§ What to work on: Pick out and copy every line in the records below that contains the string "icon", matching uppercase and lowercase exactly.

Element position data
####################

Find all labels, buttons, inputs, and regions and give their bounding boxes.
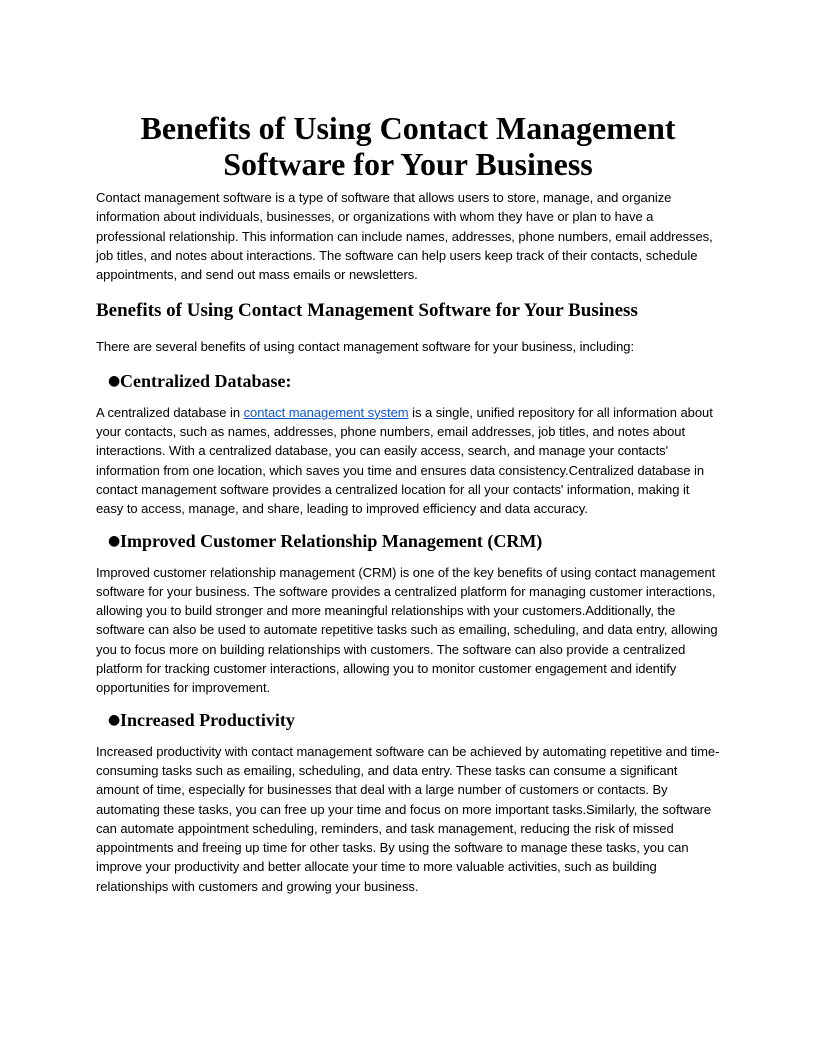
benefit-text-after-link: is a single, unified repository for all information about your contacts, such as names, addresses, phone numbers, email addresses, job titles, and notes about interactions. With a centralized database, you can easily access, search, and manage your contacts' information from one location, which saves you time and ensures data consistency.Centralized database in contact management software provides a centralized location for all your contacts' information, making it easy to access, manage, and share, leading to improved efficiency and data accuracy. bbox=[96, 404, 713, 517]
benefit-text-before-link: A centralized database in bbox=[96, 404, 244, 420]
section-heading: Benefits of Using Contact Management Software for Your Business bbox=[96, 300, 638, 322]
page-title: Benefits of Using Contact Management Software for Your Business bbox=[140, 110, 676, 182]
benefit-heading-text: Improved Customer Relationship Management (CRM) bbox=[120, 530, 543, 551]
benefit-heading-increased-productivity bbox=[96, 708, 720, 732]
benefit-paragraph-centralized-database bbox=[96, 403, 720, 519]
benefit-paragraph-increased-productivity: Increased productivity with contact management software can be achieved by automating repetitive and time-consuming tasks such as emailing, scheduling, and data entry. These tasks can consume a significant amount of time, especially for businesses that deal with a large number of customers or contacts. By automating these tasks, you can free up your time and focus on more important tasks.Similarly, the software can automate appointment scheduling, reminders, and task management, reducing the risk of missed appointments and freeing up time for other tasks. By using the software to manage these tasks, you can improve your productivity and better allocate your time to more valuable activities, such as building relationships with customers and growing your business. bbox=[96, 743, 720, 894]
benefit-heading-crm bbox=[96, 529, 720, 553]
contact-management-system-link[interactable]: contact management system bbox=[243, 404, 409, 420]
benefit-heading-text: Centralized Database: bbox=[120, 370, 292, 391]
benefit-paragraph-crm: Improved customer relationship management (CRM) is one of the key benefits of using contact management software for your business. The software provides a centralized platform for managing customer interactions, allowing you to build stronger and more meaningful relationships with your customers.Additionally, the software can also be used to automate repetitive tasks such as emailing, scheduling, and data entry, allowing you to focus more on building relationships with customers. The software can also provide a centralized platform for tracking customer interactions, allowing you to monitor customer engagement and identify opportunities for improvement. bbox=[96, 564, 718, 696]
bullet-icon: ● bbox=[108, 372, 121, 389]
benefit-heading-text: Increased Productivity bbox=[120, 709, 295, 730]
bullet-icon: ● bbox=[108, 711, 121, 728]
section-lead-paragraph: There are several benefits of using contact management software for your business, including: bbox=[96, 339, 635, 355]
document-page bbox=[96, 110, 720, 896]
bullet-icon: ● bbox=[108, 532, 121, 549]
benefit-heading-centralized-database bbox=[96, 369, 720, 393]
intro-paragraph: Contact management software is a type of software that allows users to store, manage, and organize information about individuals, businesses, or organizations with whom they have or plan to have a professional relationship. This information can include names, addresses, phone numbers, email addresses, job titles, and notes about interactions. The software can help users keep track of their contacts, schedule appointments, and send out mass emails or newsletters. bbox=[96, 190, 713, 283]
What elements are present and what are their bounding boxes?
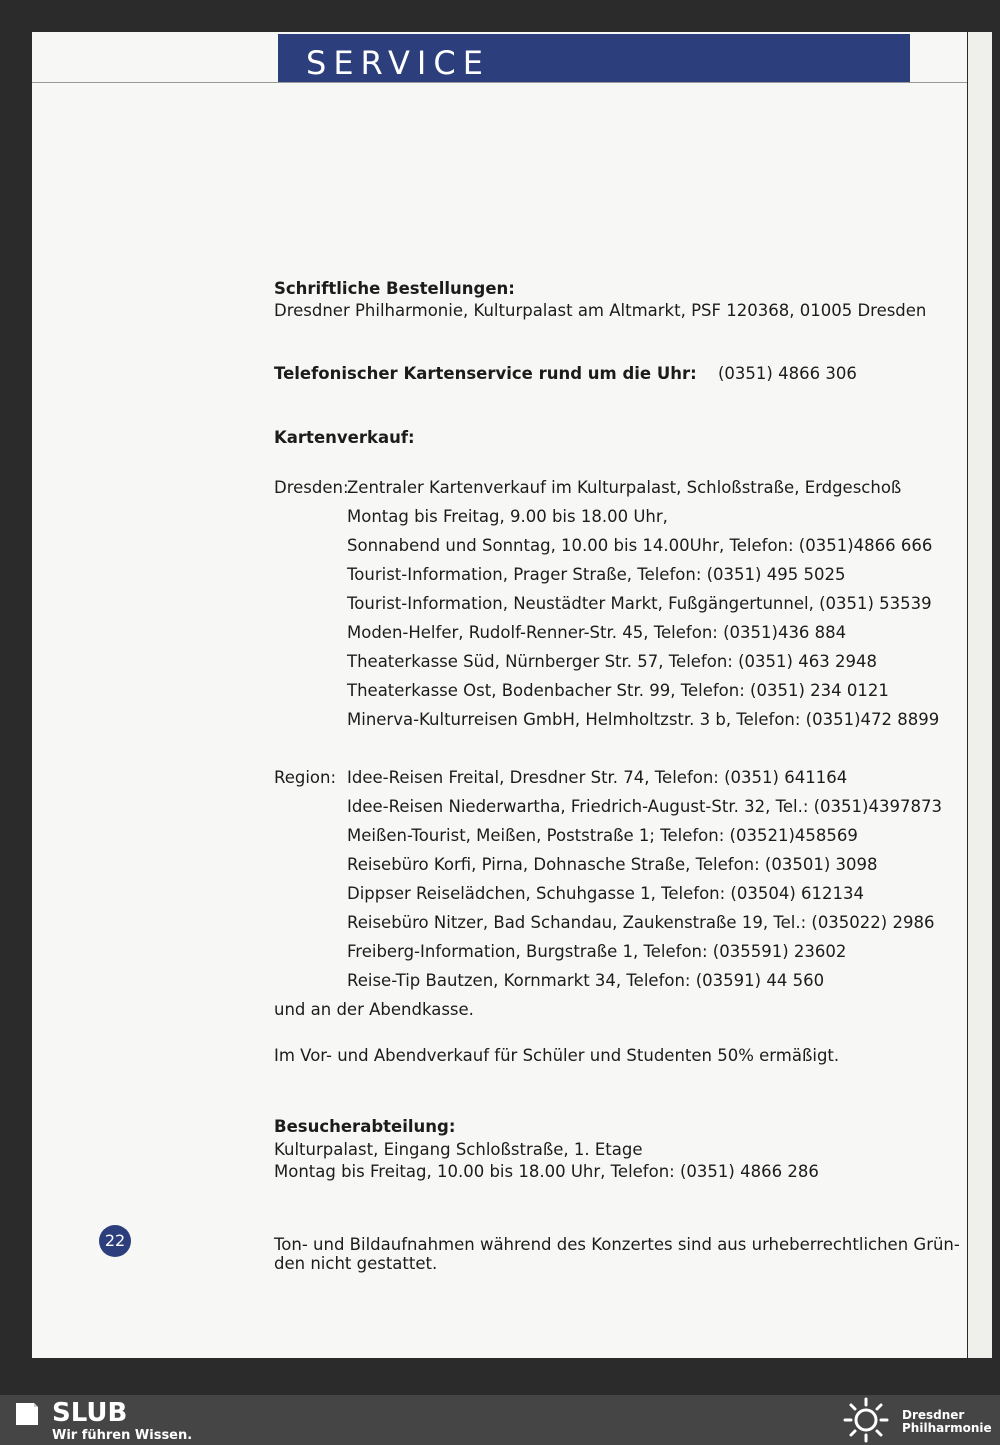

####################

§ Solution:
bullet-icon: ● bbox=[108, 372, 121, 389]
bullet-icon: ● bbox=[108, 711, 121, 728]
bullet-icon: ● bbox=[108, 532, 121, 549]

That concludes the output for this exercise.